THE EXERCISE
Take each line containing the word "JSON" and copy it.
------------
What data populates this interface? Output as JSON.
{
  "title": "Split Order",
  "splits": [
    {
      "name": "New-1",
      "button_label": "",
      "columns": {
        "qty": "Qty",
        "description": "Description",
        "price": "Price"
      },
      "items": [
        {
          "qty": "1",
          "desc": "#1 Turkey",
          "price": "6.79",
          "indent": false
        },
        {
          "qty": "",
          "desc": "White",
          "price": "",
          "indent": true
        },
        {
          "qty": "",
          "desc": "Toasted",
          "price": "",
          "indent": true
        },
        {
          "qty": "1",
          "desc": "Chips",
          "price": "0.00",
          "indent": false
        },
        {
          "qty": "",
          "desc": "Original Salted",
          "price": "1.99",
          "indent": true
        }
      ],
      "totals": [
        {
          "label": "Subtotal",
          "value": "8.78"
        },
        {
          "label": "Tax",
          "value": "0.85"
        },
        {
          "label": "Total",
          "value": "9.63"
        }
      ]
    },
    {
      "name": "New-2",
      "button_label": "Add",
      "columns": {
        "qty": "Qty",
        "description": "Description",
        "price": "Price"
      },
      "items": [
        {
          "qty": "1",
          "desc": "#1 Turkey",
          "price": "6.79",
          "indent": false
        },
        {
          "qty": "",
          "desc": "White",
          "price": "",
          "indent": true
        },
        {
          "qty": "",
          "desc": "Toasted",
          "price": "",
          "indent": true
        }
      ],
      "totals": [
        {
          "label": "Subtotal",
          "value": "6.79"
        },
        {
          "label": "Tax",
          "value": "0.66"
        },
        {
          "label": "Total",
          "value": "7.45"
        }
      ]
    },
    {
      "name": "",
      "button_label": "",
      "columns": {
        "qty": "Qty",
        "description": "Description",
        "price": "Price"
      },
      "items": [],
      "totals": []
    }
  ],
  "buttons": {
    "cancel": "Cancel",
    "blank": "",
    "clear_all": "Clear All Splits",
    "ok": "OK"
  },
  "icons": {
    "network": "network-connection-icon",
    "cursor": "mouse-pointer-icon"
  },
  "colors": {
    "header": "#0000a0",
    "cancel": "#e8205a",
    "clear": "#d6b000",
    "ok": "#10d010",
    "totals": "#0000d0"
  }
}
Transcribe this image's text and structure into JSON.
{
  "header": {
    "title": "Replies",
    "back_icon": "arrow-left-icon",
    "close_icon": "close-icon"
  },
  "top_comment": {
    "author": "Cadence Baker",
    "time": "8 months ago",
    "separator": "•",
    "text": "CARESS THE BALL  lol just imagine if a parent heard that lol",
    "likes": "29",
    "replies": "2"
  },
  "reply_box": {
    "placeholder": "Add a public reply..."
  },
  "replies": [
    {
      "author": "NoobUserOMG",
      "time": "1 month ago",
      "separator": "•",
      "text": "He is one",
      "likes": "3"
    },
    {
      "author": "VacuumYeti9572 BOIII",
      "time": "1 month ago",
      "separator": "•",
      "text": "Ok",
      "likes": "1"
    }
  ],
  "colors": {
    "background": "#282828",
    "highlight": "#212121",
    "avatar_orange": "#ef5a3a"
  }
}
------------
OUTPUT FOR THIS EXERCISE
What data populates this interface? Output as JSON.
Transcribe this image's text and structure into JSON.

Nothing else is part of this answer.